— START MATERIAL PROVIDED —

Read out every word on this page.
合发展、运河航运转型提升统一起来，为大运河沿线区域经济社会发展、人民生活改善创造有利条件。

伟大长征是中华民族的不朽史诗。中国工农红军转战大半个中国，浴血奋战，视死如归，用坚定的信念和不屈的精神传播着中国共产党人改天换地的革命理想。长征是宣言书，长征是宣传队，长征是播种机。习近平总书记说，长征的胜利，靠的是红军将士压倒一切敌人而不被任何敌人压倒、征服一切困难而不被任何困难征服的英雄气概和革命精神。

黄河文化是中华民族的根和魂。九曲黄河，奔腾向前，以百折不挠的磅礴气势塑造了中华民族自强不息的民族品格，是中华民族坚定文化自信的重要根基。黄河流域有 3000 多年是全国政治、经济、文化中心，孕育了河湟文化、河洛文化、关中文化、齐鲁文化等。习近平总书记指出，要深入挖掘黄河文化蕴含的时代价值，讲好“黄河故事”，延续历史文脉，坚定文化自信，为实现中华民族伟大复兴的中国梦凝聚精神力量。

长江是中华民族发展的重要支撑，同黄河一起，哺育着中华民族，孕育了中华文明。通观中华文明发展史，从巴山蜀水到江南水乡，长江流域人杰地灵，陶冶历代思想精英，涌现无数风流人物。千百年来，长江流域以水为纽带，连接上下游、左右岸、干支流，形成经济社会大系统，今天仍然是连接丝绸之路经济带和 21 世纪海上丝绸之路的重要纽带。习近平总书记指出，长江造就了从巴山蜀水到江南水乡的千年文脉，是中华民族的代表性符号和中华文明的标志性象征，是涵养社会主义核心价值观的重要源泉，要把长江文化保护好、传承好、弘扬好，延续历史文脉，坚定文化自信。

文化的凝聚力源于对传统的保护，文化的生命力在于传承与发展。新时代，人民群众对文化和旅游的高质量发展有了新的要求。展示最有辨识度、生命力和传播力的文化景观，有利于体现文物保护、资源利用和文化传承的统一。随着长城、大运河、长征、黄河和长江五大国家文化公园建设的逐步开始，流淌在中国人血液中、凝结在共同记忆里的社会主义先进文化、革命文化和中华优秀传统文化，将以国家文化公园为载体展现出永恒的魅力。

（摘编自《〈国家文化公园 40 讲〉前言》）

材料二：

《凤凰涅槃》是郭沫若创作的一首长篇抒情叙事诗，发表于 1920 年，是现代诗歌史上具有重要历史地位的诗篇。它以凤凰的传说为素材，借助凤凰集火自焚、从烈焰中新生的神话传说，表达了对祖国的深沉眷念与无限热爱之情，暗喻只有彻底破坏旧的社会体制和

— END MATERIAL PROVIDED —

» DIRECTIONS FOR THIS TASK:
Repeat the listing above without any change.

» EXERCISE RESULT:
Read out every word on this page.
合发展、运河航运转型提升统一起来，为大运河沿线区域经济社会发展、人民生活改善创造有利条件。

伟大长征是中华民族的不朽史诗。中国工农红军转战大半个中国，浴血奋战，视死如归，用坚定的信念和不屈的精神传播着中国共产党人改天换地的革命理想。长征是宣言书，长征是宣传队，长征是播种机。习近平总书记说，长征的胜利，靠的是红军将士压倒一切敌人而不被任何敌人压倒、征服一切困难而不被任何困难征服的英雄气概和革命精神。

黄河文化是中华民族的根和魂。九曲黄河，奔腾向前，以百折不挠的磅礴气势塑造了中华民族自强不息的民族品格，是中华民族坚定文化自信的重要根基。黄河流域有 3000 多年是全国政治、经济、文化中心，孕育了河湟文化、河洛文化、关中文化、齐鲁文化等。习近平总书记指出，要深入挖掘黄河文化蕴含的时代价值，讲好“黄河故事”，延续历史文脉，坚定文化自信，为实现中华民族伟大复兴的中国梦凝聚精神力量。

长江是中华民族发展的重要支撑，同黄河一起，哺育着中华民族，孕育了中华文明。通观中华文明发展史，从巴山蜀水到江南水乡，长江流域人杰地灵，陶冶历代思想精英，涌现无数风流人物。千百年来，长江流域以水为纽带，连接上下游、左右岸、干支流，形成经济社会大系统，今天仍然是连接丝绸之路经济带和 21 世纪海上丝绸之路的重要纽带。习近平总书记指出，长江造就了从巴山蜀水到江南水乡的千年文脉，是中华民族的代表性符号和中华文明的标志性象征，是涵养社会主义核心价值观的重要源泉，要把长江文化保护好、传承好、弘扬好，延续历史文脉，坚定文化自信。

文化的凝聚力源于对传统的保护，文化的生命力在于传承与发展。新时代，人民群众对文化和旅游的高质量发展有了新的要求。展示最有辨识度、生命力和传播力的文化景观，有利于体现文物保护、资源利用和文化传承的统一。随着长城、大运河、长征、黄河和长江五大国家文化公园建设的逐步开始，流淌在中国人血液中、凝结在共同记忆里的社会主义先进文化、革命文化和中华优秀传统文化，将以国家文化公园为载体展现出永恒的魅力。

（摘编自《〈国家文化公园 40 讲〉前言》）

材料二：

《凤凰涅槃》是郭沫若创作的一首长篇抒情叙事诗，发表于 1920 年，是现代诗歌史上具有重要历史地位的诗篇。它以凤凰的传说为素材，借助凤凰集火自焚、从烈焰中新生的神话传说，表达了对祖国的深沉眷念与无限热爱之情，暗喻只有彻底破坏旧的社会体制和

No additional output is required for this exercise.